To be done: Looking at the data below, count the lines that contain the string "screenshot". Write only the total.
* * * *
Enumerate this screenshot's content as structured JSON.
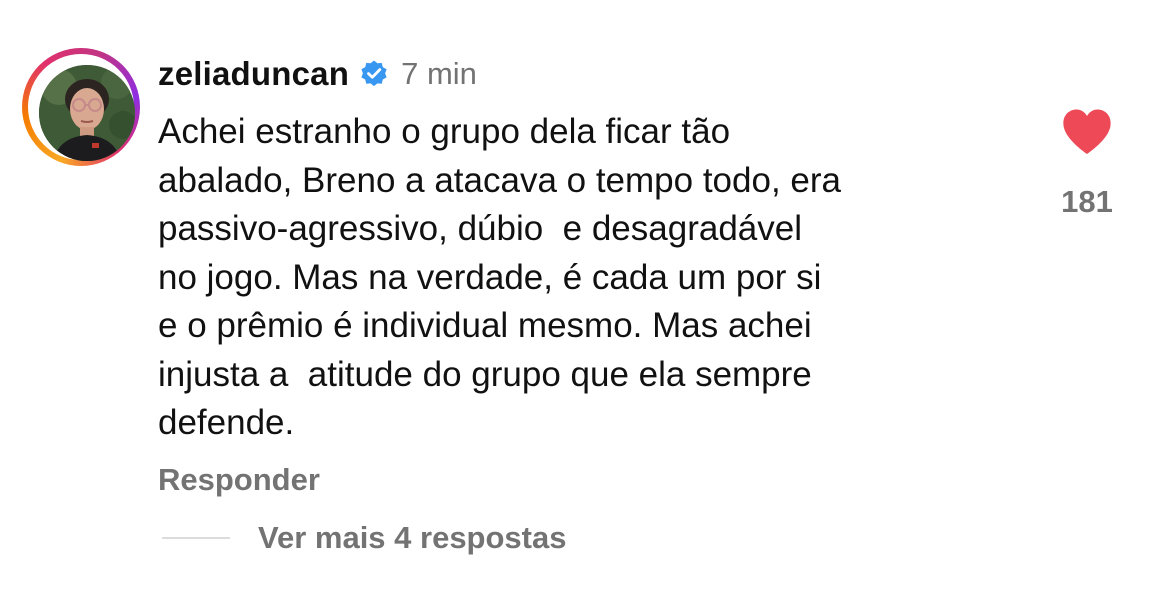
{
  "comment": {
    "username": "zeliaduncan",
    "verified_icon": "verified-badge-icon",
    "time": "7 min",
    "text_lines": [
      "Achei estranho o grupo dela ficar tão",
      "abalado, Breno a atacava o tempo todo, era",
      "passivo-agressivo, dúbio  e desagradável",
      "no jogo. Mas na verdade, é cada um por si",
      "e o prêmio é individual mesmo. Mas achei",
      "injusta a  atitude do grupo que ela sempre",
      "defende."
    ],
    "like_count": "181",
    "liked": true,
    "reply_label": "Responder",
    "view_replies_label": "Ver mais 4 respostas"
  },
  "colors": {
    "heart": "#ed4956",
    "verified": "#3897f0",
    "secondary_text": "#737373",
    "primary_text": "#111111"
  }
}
* * * *
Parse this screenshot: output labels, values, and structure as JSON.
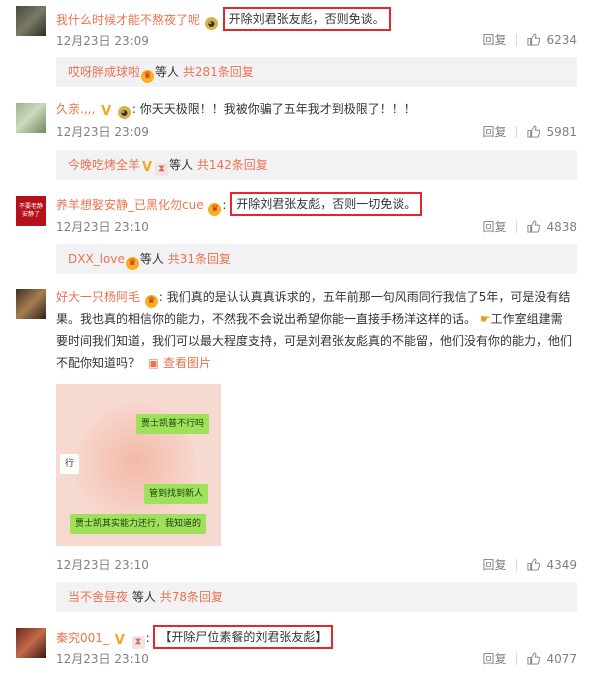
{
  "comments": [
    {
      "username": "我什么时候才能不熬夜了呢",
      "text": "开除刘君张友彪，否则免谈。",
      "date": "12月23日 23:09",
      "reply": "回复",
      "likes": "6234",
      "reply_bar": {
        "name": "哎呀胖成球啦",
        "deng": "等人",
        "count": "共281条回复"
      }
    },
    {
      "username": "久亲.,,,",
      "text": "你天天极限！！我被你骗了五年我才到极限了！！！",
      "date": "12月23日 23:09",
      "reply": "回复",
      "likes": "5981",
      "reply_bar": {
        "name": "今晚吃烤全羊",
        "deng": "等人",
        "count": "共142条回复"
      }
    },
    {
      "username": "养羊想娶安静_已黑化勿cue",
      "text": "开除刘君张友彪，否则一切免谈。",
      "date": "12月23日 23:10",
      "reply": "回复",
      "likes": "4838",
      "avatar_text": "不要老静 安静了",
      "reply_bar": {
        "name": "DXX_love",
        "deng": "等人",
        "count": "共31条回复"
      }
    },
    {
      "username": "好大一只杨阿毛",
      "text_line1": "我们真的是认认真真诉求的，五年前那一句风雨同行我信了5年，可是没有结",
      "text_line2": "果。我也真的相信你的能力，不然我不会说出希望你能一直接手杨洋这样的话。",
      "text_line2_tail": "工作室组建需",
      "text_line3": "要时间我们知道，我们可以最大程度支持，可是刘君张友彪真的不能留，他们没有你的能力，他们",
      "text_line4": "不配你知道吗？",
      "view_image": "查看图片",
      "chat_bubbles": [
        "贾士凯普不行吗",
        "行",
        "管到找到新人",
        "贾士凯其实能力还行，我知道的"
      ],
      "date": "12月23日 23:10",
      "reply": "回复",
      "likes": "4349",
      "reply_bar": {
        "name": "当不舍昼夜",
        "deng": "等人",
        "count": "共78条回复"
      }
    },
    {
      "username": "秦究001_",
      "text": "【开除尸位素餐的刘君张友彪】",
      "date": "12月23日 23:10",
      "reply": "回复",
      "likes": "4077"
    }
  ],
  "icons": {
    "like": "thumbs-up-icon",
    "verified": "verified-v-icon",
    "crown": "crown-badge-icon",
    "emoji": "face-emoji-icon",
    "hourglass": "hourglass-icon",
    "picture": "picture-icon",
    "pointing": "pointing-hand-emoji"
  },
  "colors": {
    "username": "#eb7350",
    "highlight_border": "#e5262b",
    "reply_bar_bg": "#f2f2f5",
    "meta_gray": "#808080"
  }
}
* * * *
The reply: 2